#### Given text:
# # #

Cgmp elevation does not mediate muscarinic agonist-induced negative
inotropy in rat ventricular cardiomyocytes.
Macdonell, Karen L., Glen F. Tibbits, and Jack Diamond.
Faculty of Pharmaceutical Sciences, Division of Pharmacology and
Toxicology, University of British Columbia, Vancouver, British
Columbia, Canada, V6T 1Z3. and School of Kinesiology, Simon Fraser
University, Burnaby, British Columbia, Canada, V5A 1S6
APStracts 2:0284H, 1995.
Guanosine 3',5'-cyclic monophosphate (cGMP) has been suggested to be
involved in the negative inotropic effects of muscarinic receptor
agonists in [beta]-adrenergic receptor agonist-stimulated ventricular
preparations. To test this hypothesis, changes in contractility
induced by acetylcholine or carbachol, or the nitrovasodilator,
sodium nitroprusside (SNP), in the presence of 1 nM isoproterenol
were measured in electrically-stimulated rat ventricular
cardiomyocytes. In parallel experiments, cardiomyocytes were treated
with the same agonists and cGMP and adenosine 3',5'-cyclic
monophosphate (cAMP) levels were estimated. After 2 min,
isoproterenol increased the magnitude of cell shortening by 60% and
accelerated contraction and relaxation rates. Carbachol (1 & 10
[mu]M) and acetylcholine (1 & 10 [mu]M) inhibited the positive
inotropic effects of isoproterenol while SNP (10 & 100 [mu]M) had
no inotropic effect. All three agents increased cGMP levels but had
no effect on isoproterenol-stimulated cAMP levels. SNP caused the
largest elevations in cGMP. These results suggest that the negative
inotropic effects of muscarinic agonists observed in isoproterenol
-stimulated rat ventricular cardiomyocytes are not mediated by
alterations in cGMP and/or cAMP levels.
Received 13 March 1995; accepted in final form 27 June 1995.
APS Manuscript Number H254-5.
Article publication pending Am. J. Physiol. (Heart Circ. Physiology).
ISSN 1080-4757 Copyright 1995 The American Physiological Society.
Published in APStracts on 18 July 1995.

# # #

#### Listed records:

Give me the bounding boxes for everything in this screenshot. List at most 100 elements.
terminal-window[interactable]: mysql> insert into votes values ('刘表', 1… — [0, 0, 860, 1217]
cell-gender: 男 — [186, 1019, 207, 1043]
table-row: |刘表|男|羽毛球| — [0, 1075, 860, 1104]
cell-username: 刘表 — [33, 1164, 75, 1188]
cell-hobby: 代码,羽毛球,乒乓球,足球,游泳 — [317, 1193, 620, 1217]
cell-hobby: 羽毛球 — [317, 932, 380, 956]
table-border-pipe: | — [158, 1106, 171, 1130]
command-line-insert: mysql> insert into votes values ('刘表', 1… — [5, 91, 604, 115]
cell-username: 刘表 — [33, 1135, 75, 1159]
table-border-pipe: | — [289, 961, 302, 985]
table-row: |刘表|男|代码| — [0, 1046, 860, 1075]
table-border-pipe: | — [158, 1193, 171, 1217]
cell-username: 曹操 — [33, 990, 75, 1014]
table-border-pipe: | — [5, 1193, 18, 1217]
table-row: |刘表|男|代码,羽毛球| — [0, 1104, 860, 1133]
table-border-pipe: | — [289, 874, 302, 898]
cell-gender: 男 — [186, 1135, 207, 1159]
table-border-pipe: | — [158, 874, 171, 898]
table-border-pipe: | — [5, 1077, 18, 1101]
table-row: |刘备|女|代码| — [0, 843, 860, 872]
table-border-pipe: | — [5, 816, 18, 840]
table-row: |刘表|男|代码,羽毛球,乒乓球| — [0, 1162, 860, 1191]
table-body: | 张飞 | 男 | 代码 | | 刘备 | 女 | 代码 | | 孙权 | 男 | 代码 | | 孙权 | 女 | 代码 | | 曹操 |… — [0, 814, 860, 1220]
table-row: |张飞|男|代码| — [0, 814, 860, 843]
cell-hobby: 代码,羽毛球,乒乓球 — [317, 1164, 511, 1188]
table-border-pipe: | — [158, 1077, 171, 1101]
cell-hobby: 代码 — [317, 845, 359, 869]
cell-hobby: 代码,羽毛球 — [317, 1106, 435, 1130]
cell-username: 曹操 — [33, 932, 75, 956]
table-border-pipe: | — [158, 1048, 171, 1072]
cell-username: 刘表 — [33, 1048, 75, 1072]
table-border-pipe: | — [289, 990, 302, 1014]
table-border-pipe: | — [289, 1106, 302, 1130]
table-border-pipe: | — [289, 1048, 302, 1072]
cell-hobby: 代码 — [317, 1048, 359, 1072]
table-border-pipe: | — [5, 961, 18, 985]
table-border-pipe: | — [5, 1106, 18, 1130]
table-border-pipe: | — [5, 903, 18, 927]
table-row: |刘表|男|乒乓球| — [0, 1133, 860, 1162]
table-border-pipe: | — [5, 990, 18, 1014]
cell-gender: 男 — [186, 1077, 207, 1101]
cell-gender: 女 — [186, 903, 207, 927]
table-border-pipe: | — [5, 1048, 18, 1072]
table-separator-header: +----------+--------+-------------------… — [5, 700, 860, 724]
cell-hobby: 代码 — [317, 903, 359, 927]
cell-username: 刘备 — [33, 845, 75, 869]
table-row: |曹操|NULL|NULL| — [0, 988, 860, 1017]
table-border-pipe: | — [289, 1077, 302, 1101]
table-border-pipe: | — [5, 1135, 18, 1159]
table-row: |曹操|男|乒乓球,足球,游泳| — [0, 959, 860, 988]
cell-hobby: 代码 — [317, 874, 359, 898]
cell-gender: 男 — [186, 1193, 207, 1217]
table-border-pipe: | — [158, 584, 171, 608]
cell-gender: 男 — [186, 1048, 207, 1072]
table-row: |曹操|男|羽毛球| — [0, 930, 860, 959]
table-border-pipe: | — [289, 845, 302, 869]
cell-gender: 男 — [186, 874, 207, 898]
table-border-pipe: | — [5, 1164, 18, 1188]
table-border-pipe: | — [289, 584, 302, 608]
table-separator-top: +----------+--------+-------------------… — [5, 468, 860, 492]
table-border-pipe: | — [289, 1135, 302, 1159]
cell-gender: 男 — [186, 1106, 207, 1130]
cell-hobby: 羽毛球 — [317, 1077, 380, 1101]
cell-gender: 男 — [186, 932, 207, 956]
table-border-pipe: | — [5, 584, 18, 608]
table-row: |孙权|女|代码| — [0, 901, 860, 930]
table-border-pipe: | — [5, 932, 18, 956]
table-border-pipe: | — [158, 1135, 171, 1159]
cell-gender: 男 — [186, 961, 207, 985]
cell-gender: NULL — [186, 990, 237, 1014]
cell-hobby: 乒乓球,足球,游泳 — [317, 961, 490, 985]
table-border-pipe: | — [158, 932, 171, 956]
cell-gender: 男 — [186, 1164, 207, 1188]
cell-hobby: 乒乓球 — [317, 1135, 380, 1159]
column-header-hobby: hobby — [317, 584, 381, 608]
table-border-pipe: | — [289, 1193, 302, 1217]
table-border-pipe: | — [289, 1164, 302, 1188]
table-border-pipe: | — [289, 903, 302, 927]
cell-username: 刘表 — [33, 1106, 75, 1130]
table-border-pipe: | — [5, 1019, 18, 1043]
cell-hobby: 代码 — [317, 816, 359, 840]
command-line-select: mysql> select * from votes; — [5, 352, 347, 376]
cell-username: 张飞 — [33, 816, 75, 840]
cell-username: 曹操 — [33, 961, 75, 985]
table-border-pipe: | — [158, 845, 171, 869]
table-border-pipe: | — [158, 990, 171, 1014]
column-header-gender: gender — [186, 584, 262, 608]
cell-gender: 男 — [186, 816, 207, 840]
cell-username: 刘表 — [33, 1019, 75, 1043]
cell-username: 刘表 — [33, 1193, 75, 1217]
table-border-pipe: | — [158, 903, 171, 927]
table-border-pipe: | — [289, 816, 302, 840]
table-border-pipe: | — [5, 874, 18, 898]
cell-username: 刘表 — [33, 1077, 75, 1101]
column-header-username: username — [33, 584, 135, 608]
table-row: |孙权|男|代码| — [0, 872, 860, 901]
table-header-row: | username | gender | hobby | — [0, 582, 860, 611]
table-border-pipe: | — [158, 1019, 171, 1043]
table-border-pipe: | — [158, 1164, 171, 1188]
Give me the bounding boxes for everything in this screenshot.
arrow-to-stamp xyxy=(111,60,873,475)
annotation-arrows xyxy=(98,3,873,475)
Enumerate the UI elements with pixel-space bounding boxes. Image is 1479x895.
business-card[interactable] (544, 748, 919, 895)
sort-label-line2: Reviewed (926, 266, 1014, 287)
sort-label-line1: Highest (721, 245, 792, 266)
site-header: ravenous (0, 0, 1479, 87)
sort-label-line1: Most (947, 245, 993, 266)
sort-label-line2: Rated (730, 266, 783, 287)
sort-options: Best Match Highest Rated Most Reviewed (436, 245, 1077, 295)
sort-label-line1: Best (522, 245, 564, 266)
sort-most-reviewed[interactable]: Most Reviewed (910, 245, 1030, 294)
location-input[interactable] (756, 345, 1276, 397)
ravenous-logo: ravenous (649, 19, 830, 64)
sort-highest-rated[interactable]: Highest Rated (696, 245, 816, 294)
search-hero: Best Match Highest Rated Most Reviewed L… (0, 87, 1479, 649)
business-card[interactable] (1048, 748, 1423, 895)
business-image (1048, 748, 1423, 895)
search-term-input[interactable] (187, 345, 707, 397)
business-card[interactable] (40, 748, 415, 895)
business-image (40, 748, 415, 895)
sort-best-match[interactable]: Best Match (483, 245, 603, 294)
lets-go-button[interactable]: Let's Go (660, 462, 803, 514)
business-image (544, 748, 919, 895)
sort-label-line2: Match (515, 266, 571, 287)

# # #

#### Work order 1:
Copy out the passage of the cGMP abstract starting with "Cgmp elevation does" and going on through "APStracts 2:0284H, 1995.".
#### Work order 2:
According to the cGMP abstract, which agent produced the largest rise in cGMP levels?
Rely on the cGMP abstract alone.

#### Written reply 1:
Cgmp elevation does not mediate muscarinic agonist-induced negative
inotropy in rat ventricular cardiomyocytes.
Macdonell, Karen L., Glen F. Tibbits, and Jack Diamond.
Faculty of Pharmaceutical Sciences, Division of Pharmacology and
Toxicology, University of British Columbia, Vancouver, British
Columbia, Canada, V6T 1Z3. and School of Kinesiology, Simon Fraser
University, Burnaby, British Columbia, Canada, V5A 1S6
APStracts 2:0284H, 1995.

#### Written reply 2:
Sodium nitroprusside (SNP).